(Collection entries)
____________________
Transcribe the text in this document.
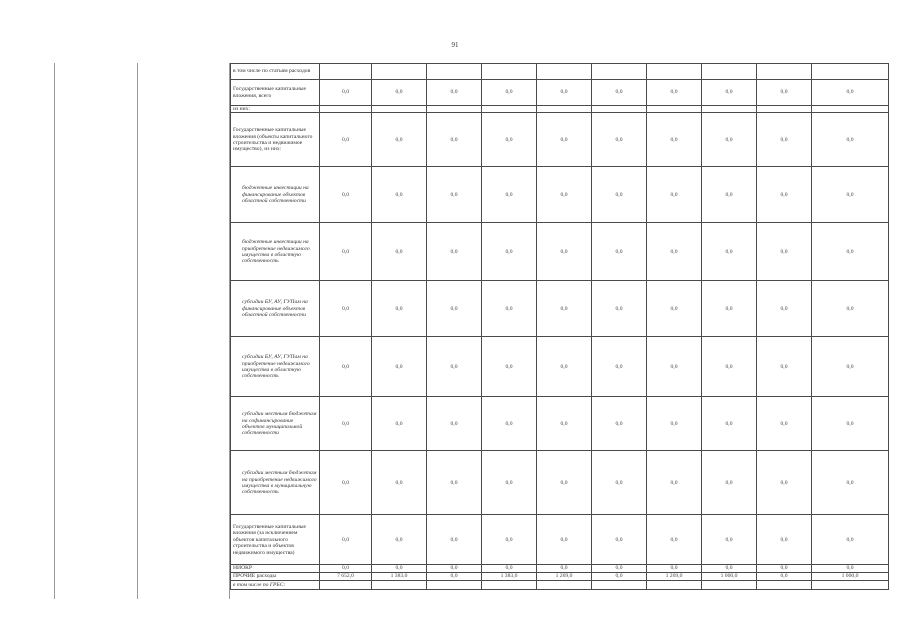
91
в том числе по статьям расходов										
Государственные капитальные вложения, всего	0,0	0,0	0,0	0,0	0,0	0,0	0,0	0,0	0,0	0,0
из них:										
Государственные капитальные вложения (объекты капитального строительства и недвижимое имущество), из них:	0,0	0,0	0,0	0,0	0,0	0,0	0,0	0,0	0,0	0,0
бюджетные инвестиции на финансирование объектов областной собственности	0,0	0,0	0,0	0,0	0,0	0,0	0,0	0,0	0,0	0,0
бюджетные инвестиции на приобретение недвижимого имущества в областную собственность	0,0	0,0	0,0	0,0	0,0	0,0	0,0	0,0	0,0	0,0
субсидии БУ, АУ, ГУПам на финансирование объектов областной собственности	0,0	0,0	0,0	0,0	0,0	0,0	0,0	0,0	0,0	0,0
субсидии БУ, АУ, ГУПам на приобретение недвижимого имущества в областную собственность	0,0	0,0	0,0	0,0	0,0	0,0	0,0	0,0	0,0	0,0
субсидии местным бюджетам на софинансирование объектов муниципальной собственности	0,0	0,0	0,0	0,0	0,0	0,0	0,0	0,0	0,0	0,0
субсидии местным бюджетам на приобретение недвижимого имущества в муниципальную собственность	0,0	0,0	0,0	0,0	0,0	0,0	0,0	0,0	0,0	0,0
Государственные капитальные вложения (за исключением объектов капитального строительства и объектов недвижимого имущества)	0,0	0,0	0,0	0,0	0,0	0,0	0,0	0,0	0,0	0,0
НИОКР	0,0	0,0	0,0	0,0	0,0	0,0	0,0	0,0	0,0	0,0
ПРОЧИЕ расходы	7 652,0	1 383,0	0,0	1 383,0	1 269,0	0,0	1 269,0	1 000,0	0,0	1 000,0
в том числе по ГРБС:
____________________
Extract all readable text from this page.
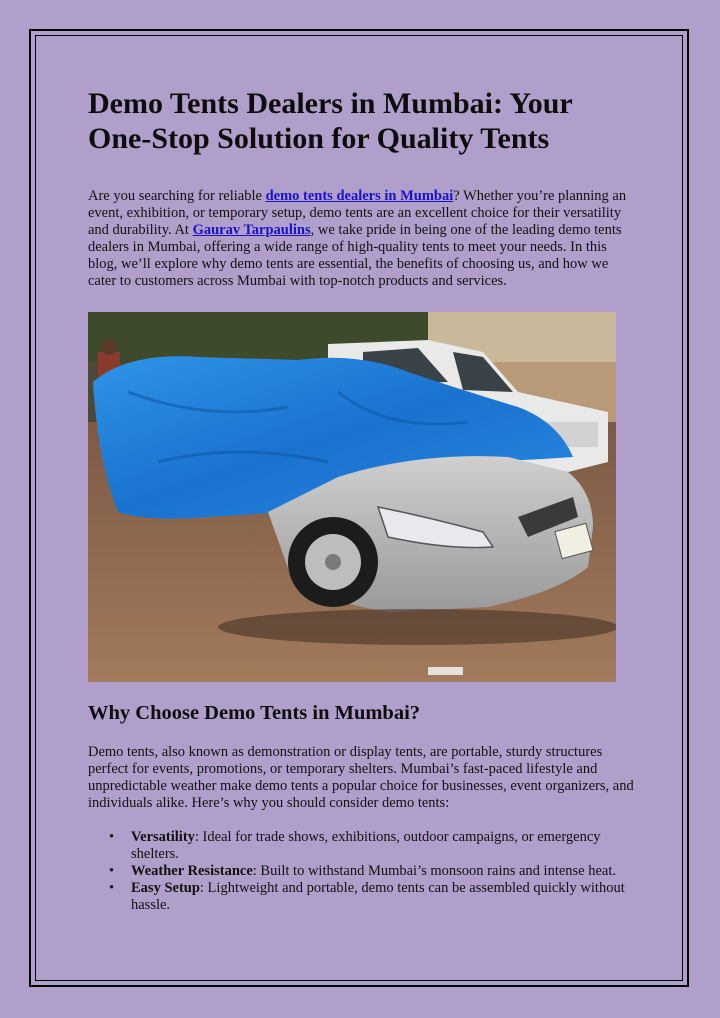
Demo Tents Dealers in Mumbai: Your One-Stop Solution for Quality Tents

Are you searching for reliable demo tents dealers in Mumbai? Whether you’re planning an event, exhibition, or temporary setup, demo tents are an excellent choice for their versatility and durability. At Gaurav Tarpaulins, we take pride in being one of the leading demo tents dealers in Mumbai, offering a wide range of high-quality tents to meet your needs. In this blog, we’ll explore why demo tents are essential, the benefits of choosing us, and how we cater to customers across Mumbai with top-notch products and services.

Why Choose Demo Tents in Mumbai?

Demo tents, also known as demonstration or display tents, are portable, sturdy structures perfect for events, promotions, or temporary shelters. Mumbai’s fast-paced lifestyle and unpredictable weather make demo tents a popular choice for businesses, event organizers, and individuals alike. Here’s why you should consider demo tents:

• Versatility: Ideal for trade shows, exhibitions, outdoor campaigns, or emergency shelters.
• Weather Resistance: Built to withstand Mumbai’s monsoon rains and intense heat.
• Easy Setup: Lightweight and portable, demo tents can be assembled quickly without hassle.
____________________
** PROBLEM **
Look through the entries above for the word "инвестиции". Copy every line where it shows up.

** RESULT **
бюджетные инвестиции на финансирование объектов областной собственности	0,0	0,0	0,0	0,0	0,0	0,0	0,0	0,0	0,0	0,0
бюджетные инвестиции на приобретение недвижимого имущества в областную собственность	0,0	0,0	0,0	0,0	0,0	0,0	0,0	0,0	0,0	0,0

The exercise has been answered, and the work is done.